◆ **STATED GOAL 1**:
In the records, turn the lines from the line with "y-tick-label: 10⁻⁵ <box>176 419 233 453</box>" to the line with "chart-title: In-Cloud <box>941" into a numbered list, leaving out any blank lines.

◆ **TEXT TO READ**:
▼▼▼

A Design Process for Standardized Testing of Linux
Automating software testing allows you to run the same tests over a period of time, ensuring that you are really comparing apples to apples and oranges to oranges. In this article, Linux Test Project team members share their methodology and rationale, as well as the scripts and tools they use to stress-test the Linux® kernel.
In testing the stability of Linux kernel releases, there is a need to clearly state and document why the release is stable or unstable. And yet no documented and proven, system-wide stress test exists currently that can test the stability of the Linux kernel in its entirety. This article provides a method for creating a system-wide Linux stress test and proving the legitimacy of the results. Different Linux developers, users, and distributions use their own methods for testing kernel stability. However, information regarding the basis for their decision on which tests to run, the kernel code covered, and stress levels attained are unpublished, which greatly reduces the value of the results.
Using lab machines and tests available for Linux from the Linux Test Project test suite, we developed a combination of tests, based on system resource utilization statistics, to adequately stress the system. We analyzed this combination test to determine which sections of the Linux kernel get exercised during test execution. Afterwards, we modified the combination test to allow the highest percentage of code coverage, while maintaining the high level of system stress desired. The final result is a stress test that covers enough of the Linux kernel to be useful for stability statements, and that has the system usage and kernel code coverage data to support it.
The four steps to this combination test method are: test selection, system resource utilization evaluation, kernel code coverage analysis, and final stress test evaluation.
Test selection involves selecting tests that accomplish two things:
• The tests should allow the attainment of high-resource utilization levels for main kernel areas, such as the CPU(s), memory, I/O, and networking.
• The tests should adequately cover the kernel code to help support the stability statement produced from their results.

▲▲▲

◆ **STATED GOAL 2**:
Translate this sentence from the article on Linux stress testing into Spanish: "The four steps to this combination test method are: test selection, system resource utilization evaluation, kernel code coverage analysis, and final stress test evaluation."

◆ **STORED RECORDS**:

▼▼▼

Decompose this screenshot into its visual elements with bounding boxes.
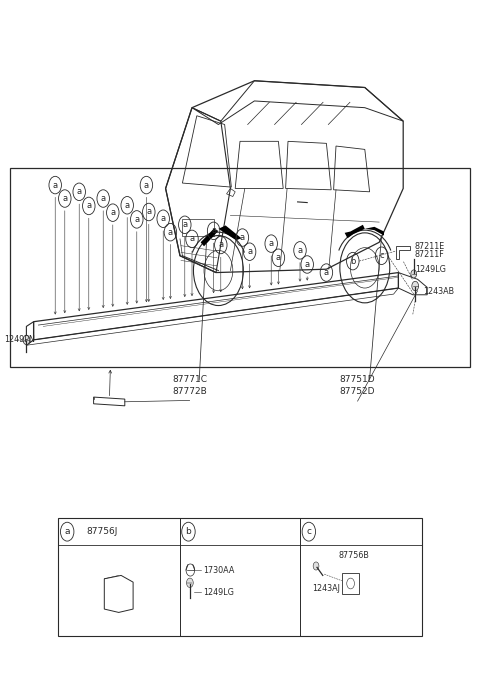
Text: a: a: [305, 260, 310, 269]
Text: a: a: [134, 215, 139, 224]
Text: a: a: [101, 194, 106, 203]
Text: a: a: [62, 194, 67, 203]
Circle shape: [313, 562, 319, 570]
Bar: [182, 219, 214, 236]
Text: b: b: [350, 256, 356, 266]
Polygon shape: [201, 229, 218, 246]
Text: c: c: [379, 251, 384, 260]
Text: a: a: [146, 207, 151, 217]
Text: a: a: [168, 227, 173, 237]
Text: a: a: [247, 247, 252, 256]
Text: 1249LG: 1249LG: [415, 264, 445, 274]
Text: a: a: [77, 187, 82, 197]
Text: 87211E: 87211E: [415, 242, 445, 251]
Text: a: a: [125, 201, 130, 210]
Circle shape: [411, 270, 417, 278]
Circle shape: [187, 578, 193, 588]
Text: 1243AB: 1243AB: [423, 287, 454, 296]
Text: a: a: [269, 239, 274, 248]
Text: a: a: [182, 220, 187, 229]
Bar: [58, 518, 422, 636]
Text: a: a: [161, 214, 166, 223]
Text: a: a: [110, 208, 115, 217]
Circle shape: [23, 335, 30, 345]
Text: a: a: [211, 226, 216, 236]
Text: 1249LG: 1249LG: [203, 588, 234, 597]
Text: a: a: [64, 527, 70, 536]
Text: 87756J: 87756J: [86, 527, 118, 536]
Bar: [342, 573, 359, 594]
Text: a: a: [298, 246, 302, 255]
Polygon shape: [365, 227, 384, 236]
Text: 87771C: 87771C: [172, 376, 207, 384]
Text: 1249PN: 1249PN: [4, 334, 35, 344]
Polygon shape: [345, 225, 365, 238]
Text: a: a: [240, 233, 245, 242]
Text: 87756B: 87756B: [338, 551, 370, 560]
Text: a: a: [276, 253, 281, 262]
Text: 1730AA: 1730AA: [203, 565, 234, 575]
Text: a: a: [144, 180, 149, 190]
Text: a: a: [53, 180, 58, 190]
Text: a: a: [86, 201, 91, 211]
Text: 1243AJ: 1243AJ: [312, 584, 340, 594]
Text: a: a: [324, 268, 329, 277]
Text: 87211F: 87211F: [415, 250, 444, 259]
Polygon shape: [218, 225, 241, 240]
Text: b: b: [186, 527, 192, 536]
Text: 87752D: 87752D: [340, 388, 375, 396]
Circle shape: [412, 281, 419, 291]
Text: a: a: [190, 234, 194, 244]
Bar: [10, 168, 470, 367]
Text: 87751D: 87751D: [340, 376, 375, 384]
Text: c: c: [306, 527, 312, 536]
Text: 87772B: 87772B: [172, 388, 207, 396]
Text: a: a: [218, 240, 223, 250]
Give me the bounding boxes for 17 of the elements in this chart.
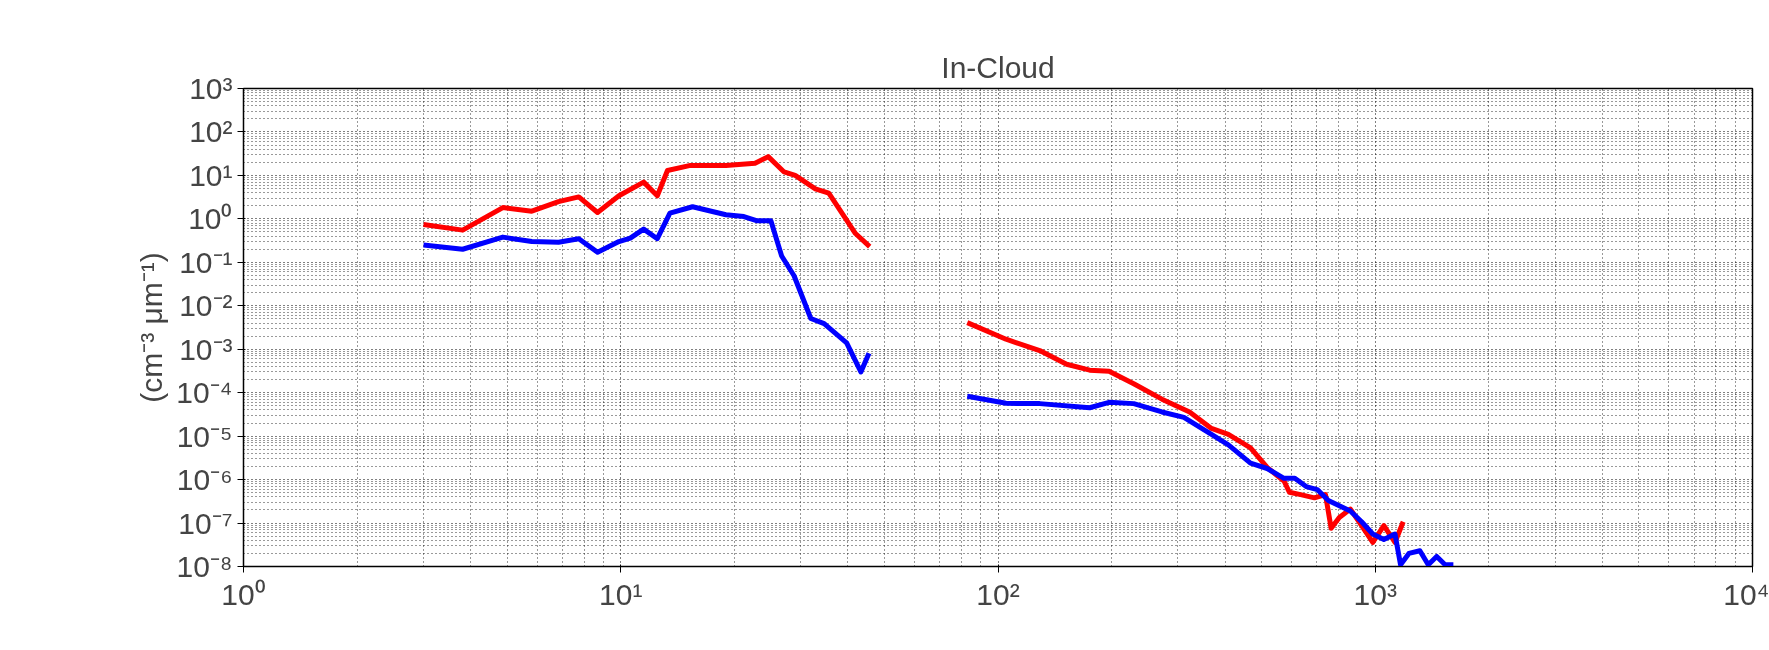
y-tick-label: 10⁻⁵ <box>176 419 233 453</box>
y-tick-label: 10⁻² <box>179 289 233 323</box>
x-tick-label: 10⁴ <box>1723 577 1769 611</box>
y-tick-label: 10⁻⁷ <box>178 506 233 540</box>
y-tick-label: 10⁰ <box>188 202 233 236</box>
y-tick-label: 10² <box>189 115 233 149</box>
x-tick-label: 10¹ <box>599 577 643 611</box>
chart-title: In-Cloud <box>941 50 1055 84</box>
y-tick-label: 10³ <box>189 72 233 105</box>
y-axis-title: (cm⁻³ μm⁻¹) <box>135 252 169 403</box>
y-tick-label: 10⁻⁴ <box>176 376 233 410</box>
y-tick-label: 10⁻⁶ <box>176 463 233 497</box>
y-tick-label: 10⁻¹ <box>179 245 233 279</box>
y-tick-label: 10¹ <box>189 158 233 192</box>
x-tick-label: 10³ <box>1353 577 1397 611</box>
y-tick-label: 10⁻³ <box>179 332 233 366</box>
x-tick-label: 10² <box>976 577 1020 611</box>
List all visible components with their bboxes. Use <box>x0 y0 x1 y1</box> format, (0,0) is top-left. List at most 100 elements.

▲▲▲

◆ **SOLUTION 1**:
1. y-tick-label: 10⁻⁵ <box>176 419 233 453</box>
2. y-tick-label: 10⁻² <box>179 289 233 323</box>
3. x-tick-label: 10⁴ <box>1723 577 1769 611</box>
4. y-tick-label: 10⁻⁷ <box>178 506 233 540</box>
5. y-tick-label: 10⁰ <box>188 202 233 236</box>
6. y-tick-label: 10² <box>189 115 233 149</box>
7. x-tick-label: 10¹ <box>599 577 643 611</box>
8. chart-title: In-Cloud <box>941 50 1055 84</box>

◆ **SOLUTION 2**:
Los cuatro pasos de este método de prueba combinada son: selección de pruebas, evaluación de la utilización de recursos del sistema, análisis de la cobertura del código del kernel y evaluación final de la prueba de estrés.